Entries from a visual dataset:
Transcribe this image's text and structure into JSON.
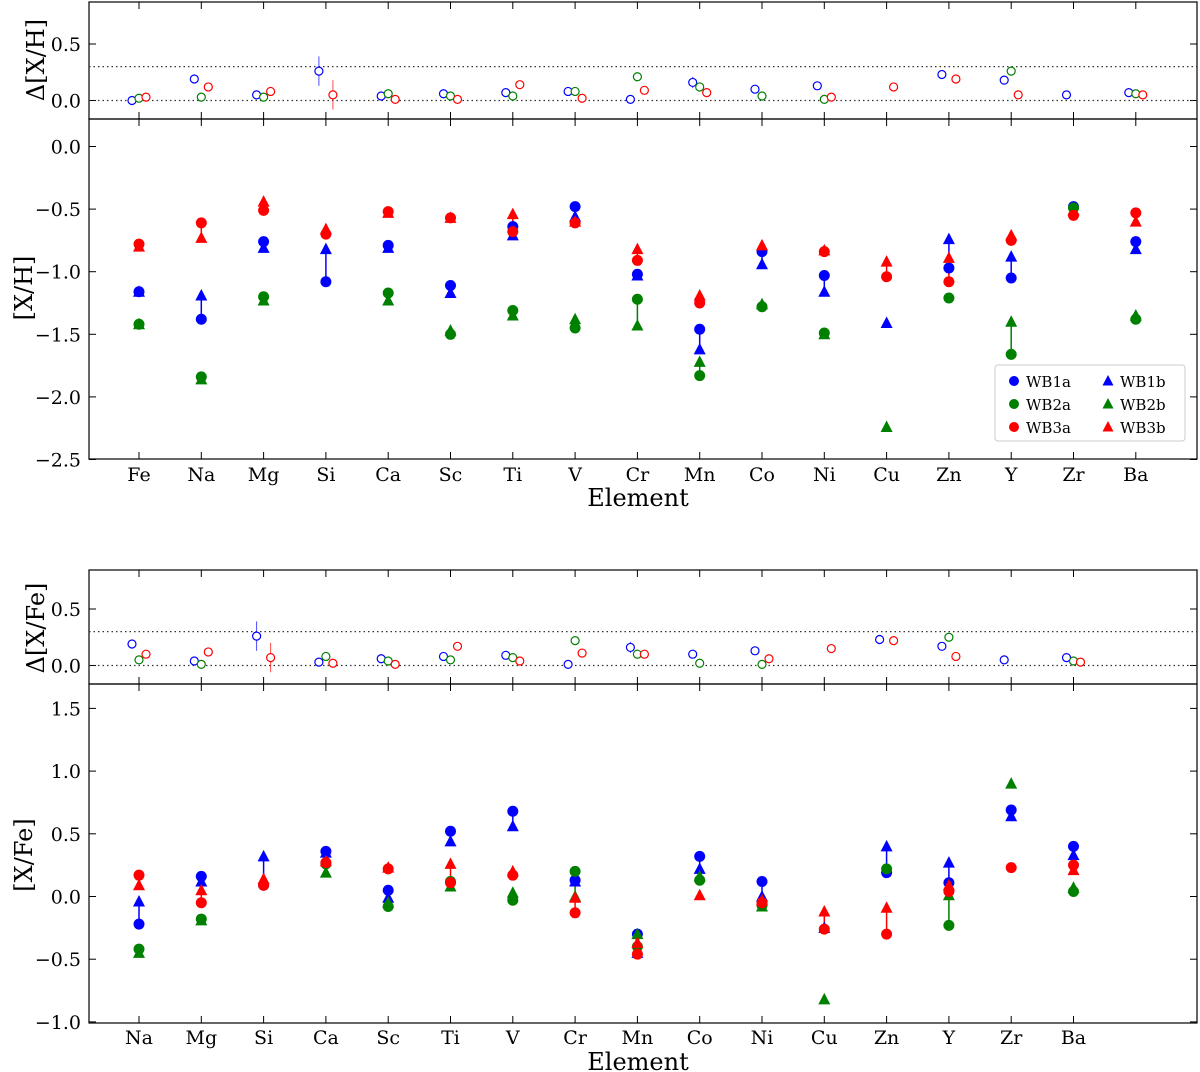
{
  "figure": {
    "x_label": "Element",
    "panel_y_labels": [
      "Δ[X/H]",
      "[X/H]",
      "Δ[X/Fe]",
      "[X/Fe]"
    ]
  },
  "chart_data": [
    {
      "type": "scatter",
      "panel": "delta_XH",
      "ylabel": "Δ[X/H]",
      "xlabel": "",
      "categories": [
        "Fe",
        "Na",
        "Mg",
        "Si",
        "Ca",
        "Sc",
        "Ti",
        "V",
        "Cr",
        "Mn",
        "Co",
        "Ni",
        "Cu",
        "Zn",
        "Y",
        "Zr",
        "Ba"
      ],
      "ylim": [
        -0.12,
        0.5
      ],
      "yticks": [
        0.0,
        0.5
      ],
      "ytick_labels": [
        "0.0",
        "0.5"
      ],
      "reference_lines": [
        0.0,
        0.3
      ],
      "marker": "open-circle",
      "series": [
        {
          "key": "WB1",
          "color": "#0000ff",
          "values": [
            0.0,
            0.19,
            0.05,
            0.26,
            0.04,
            0.06,
            0.07,
            0.08,
            0.01,
            0.16,
            0.1,
            0.13,
            null,
            0.23,
            0.18,
            0.05,
            0.07
          ],
          "errors": [
            0,
            0,
            0,
            0.13,
            0,
            0.04,
            0,
            0,
            0.02,
            0.05,
            0,
            0,
            0,
            0,
            0,
            0,
            0
          ]
        },
        {
          "key": "WB2",
          "color": "#008000",
          "values": [
            0.02,
            0.03,
            0.03,
            null,
            0.06,
            0.04,
            0.04,
            0.08,
            0.21,
            0.12,
            0.04,
            0.01,
            null,
            null,
            0.26,
            null,
            0.06
          ],
          "errors": [
            0,
            0,
            0,
            0,
            0,
            0,
            0,
            0,
            0,
            0.04,
            0,
            0,
            0,
            0,
            0,
            0,
            0
          ]
        },
        {
          "key": "WB3",
          "color": "#ff0000",
          "values": [
            0.03,
            0.12,
            0.08,
            0.05,
            0.01,
            0.01,
            0.14,
            0.02,
            0.09,
            0.07,
            null,
            0.03,
            0.12,
            0.19,
            0.05,
            null,
            0.05
          ],
          "errors": [
            0,
            0,
            0,
            0.13,
            0,
            0.03,
            0,
            0,
            0.03,
            0.04,
            0,
            0,
            0,
            0,
            0,
            0,
            0
          ]
        }
      ]
    },
    {
      "type": "scatter",
      "panel": "XH",
      "ylabel": "[X/H]",
      "xlabel": "Element",
      "categories": [
        "Fe",
        "Na",
        "Mg",
        "Si",
        "Ca",
        "Sc",
        "Ti",
        "V",
        "Cr",
        "Mn",
        "Co",
        "Ni",
        "Cu",
        "Zn",
        "Y",
        "Zr",
        "Ba"
      ],
      "ylim": [
        -2.5,
        0.2
      ],
      "yticks": [
        0.0,
        -0.5,
        -1.0,
        -1.5,
        -2.0,
        -2.5
      ],
      "ytick_labels": [
        "0.0",
        "−0.5",
        "−1.0",
        "−1.5",
        "−2.0",
        "−2.5"
      ],
      "legend": {
        "placement": "lower-right",
        "entries": [
          {
            "label": "WB1a",
            "color": "#0000ff",
            "marker": "circle"
          },
          {
            "label": "WB1b",
            "color": "#0000ff",
            "marker": "triangle"
          },
          {
            "label": "WB2a",
            "color": "#008000",
            "marker": "circle"
          },
          {
            "label": "WB2b",
            "color": "#008000",
            "marker": "triangle"
          },
          {
            "label": "WB3a",
            "color": "#ff0000",
            "marker": "circle"
          },
          {
            "label": "WB3b",
            "color": "#ff0000",
            "marker": "triangle"
          }
        ]
      },
      "series": [
        {
          "name": "WB1a",
          "color": "#0000ff",
          "marker": "circle",
          "values": [
            -1.16,
            -1.38,
            -0.76,
            -1.08,
            -0.79,
            -1.11,
            -0.64,
            -0.48,
            -1.02,
            -1.46,
            -0.84,
            -1.03,
            null,
            -0.97,
            -1.05,
            -0.48,
            -0.76
          ]
        },
        {
          "name": "WB1b",
          "color": "#0000ff",
          "marker": "triangle",
          "values": [
            -1.16,
            -1.19,
            -0.81,
            -0.82,
            -0.81,
            -1.17,
            -0.71,
            -0.56,
            -1.03,
            -1.62,
            -0.94,
            -1.16,
            -1.41,
            -0.74,
            -0.88,
            -0.51,
            -0.82
          ]
        },
        {
          "name": "WB2a",
          "color": "#008000",
          "marker": "circle",
          "values": [
            -1.42,
            -1.84,
            -1.2,
            null,
            -1.17,
            -1.5,
            -1.31,
            -1.45,
            -1.22,
            -1.83,
            -1.28,
            -1.49,
            null,
            -1.21,
            -1.66,
            -0.49,
            -1.38
          ]
        },
        {
          "name": "WB2b",
          "color": "#008000",
          "marker": "triangle",
          "values": [
            -1.42,
            -1.86,
            -1.23,
            null,
            -1.23,
            -1.47,
            -1.35,
            -1.38,
            -1.43,
            -1.72,
            -1.26,
            -1.5,
            -2.24,
            null,
            -1.4,
            -0.51,
            -1.35
          ]
        },
        {
          "name": "WB3a",
          "color": "#ff0000",
          "marker": "circle",
          "values": [
            -0.78,
            -0.61,
            -0.51,
            -0.7,
            -0.52,
            -0.57,
            -0.68,
            -0.61,
            -0.91,
            -1.25,
            null,
            -0.84,
            -1.04,
            -1.08,
            -0.75,
            -0.55,
            -0.53
          ]
        },
        {
          "name": "WB3b",
          "color": "#ff0000",
          "marker": "triangle",
          "values": [
            -0.8,
            -0.73,
            -0.44,
            -0.66,
            -0.53,
            -0.57,
            -0.54,
            -0.6,
            -0.82,
            -1.19,
            -0.79,
            -0.83,
            -0.92,
            -0.89,
            -0.71,
            null,
            -0.6
          ]
        }
      ]
    },
    {
      "type": "scatter",
      "panel": "delta_XFe",
      "ylabel": "Δ[X/Fe]",
      "xlabel": "",
      "categories": [
        "Na",
        "Mg",
        "Si",
        "Ca",
        "Sc",
        "Ti",
        "V",
        "Cr",
        "Mn",
        "Co",
        "Ni",
        "Cu",
        "Zn",
        "Y",
        "Zr",
        "Ba"
      ],
      "ylim": [
        -0.12,
        0.5
      ],
      "yticks": [
        0.0,
        0.5
      ],
      "ytick_labels": [
        "0.0",
        "0.5"
      ],
      "reference_lines": [
        0.0,
        0.3
      ],
      "marker": "open-circle",
      "series": [
        {
          "key": "WB1",
          "color": "#0000ff",
          "values": [
            0.19,
            0.04,
            0.26,
            0.03,
            0.06,
            0.08,
            0.09,
            0.01,
            0.16,
            0.1,
            0.13,
            null,
            0.23,
            0.17,
            0.05,
            0.07
          ],
          "errors": [
            0,
            0,
            0.13,
            0,
            0.04,
            0,
            0,
            0.02,
            0.05,
            0,
            0,
            0,
            0,
            0,
            0,
            0
          ]
        },
        {
          "key": "WB2",
          "color": "#008000",
          "values": [
            0.05,
            0.01,
            null,
            0.08,
            0.04,
            0.05,
            0.07,
            0.22,
            0.1,
            0.02,
            0.01,
            null,
            null,
            0.25,
            null,
            0.04
          ],
          "errors": [
            0,
            0,
            0,
            0,
            0,
            0,
            0,
            0,
            0.04,
            0,
            0,
            0,
            0,
            0,
            0,
            0
          ]
        },
        {
          "key": "WB3",
          "color": "#ff0000",
          "values": [
            0.1,
            0.12,
            0.07,
            0.02,
            0.01,
            0.17,
            0.04,
            0.11,
            0.1,
            null,
            0.06,
            0.15,
            0.22,
            0.08,
            null,
            0.03
          ],
          "errors": [
            0,
            0,
            0.13,
            0,
            0.03,
            0,
            0,
            0.03,
            0.04,
            0,
            0,
            0,
            0,
            0,
            0,
            0
          ]
        }
      ]
    },
    {
      "type": "scatter",
      "panel": "XFe",
      "ylabel": "[X/Fe]",
      "xlabel": "Element",
      "categories": [
        "Na",
        "Mg",
        "Si",
        "Ca",
        "Sc",
        "Ti",
        "V",
        "Cr",
        "Mn",
        "Co",
        "Ni",
        "Cu",
        "Zn",
        "Y",
        "Zr",
        "Ba"
      ],
      "ylim": [
        -1.0,
        1.7
      ],
      "yticks": [
        1.5,
        1.0,
        0.5,
        0.0,
        -0.5,
        -1.0
      ],
      "ytick_labels": [
        "1.5",
        "1.0",
        "0.5",
        "0.0",
        "−0.5",
        "−1.0"
      ],
      "series": [
        {
          "name": "WB1a",
          "color": "#0000ff",
          "marker": "circle",
          "values": [
            -0.22,
            0.16,
            0.09,
            0.36,
            0.05,
            0.52,
            0.68,
            0.13,
            -0.3,
            0.32,
            0.12,
            null,
            0.19,
            0.11,
            0.69,
            0.4
          ]
        },
        {
          "name": "WB1b",
          "color": "#0000ff",
          "marker": "triangle",
          "values": [
            -0.04,
            0.12,
            0.32,
            0.35,
            -0.01,
            0.44,
            0.56,
            0.12,
            -0.45,
            0.22,
            0.0,
            -0.25,
            0.4,
            0.27,
            0.64,
            0.33
          ]
        },
        {
          "name": "WB2a",
          "color": "#008000",
          "marker": "circle",
          "values": [
            -0.42,
            -0.18,
            null,
            0.26,
            -0.08,
            0.12,
            -0.03,
            0.2,
            -0.4,
            0.13,
            -0.07,
            null,
            0.22,
            -0.23,
            null,
            0.04
          ]
        },
        {
          "name": "WB2b",
          "color": "#008000",
          "marker": "triangle",
          "values": [
            -0.45,
            -0.19,
            null,
            0.19,
            -0.05,
            0.08,
            0.03,
            0.0,
            -0.3,
            0.16,
            -0.08,
            -0.82,
            null,
            0.01,
            0.9,
            0.07
          ]
        },
        {
          "name": "WB3a",
          "color": "#ff0000",
          "marker": "circle",
          "values": [
            0.17,
            -0.05,
            0.09,
            0.27,
            0.22,
            0.11,
            0.17,
            -0.13,
            -0.46,
            null,
            -0.05,
            -0.26,
            -0.3,
            0.04,
            0.23,
            0.25
          ]
        },
        {
          "name": "WB3b",
          "color": "#ff0000",
          "marker": "triangle",
          "values": [
            0.09,
            0.05,
            0.14,
            0.28,
            0.23,
            0.26,
            0.2,
            -0.01,
            -0.37,
            0.01,
            -0.03,
            -0.12,
            -0.09,
            0.09,
            null,
            0.21
          ]
        }
      ]
    }
  ]
}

▶ Written problem
Among the entries above, how many lines hold the string "ylabel"? Give the number by itself.

▶ Result of the task
4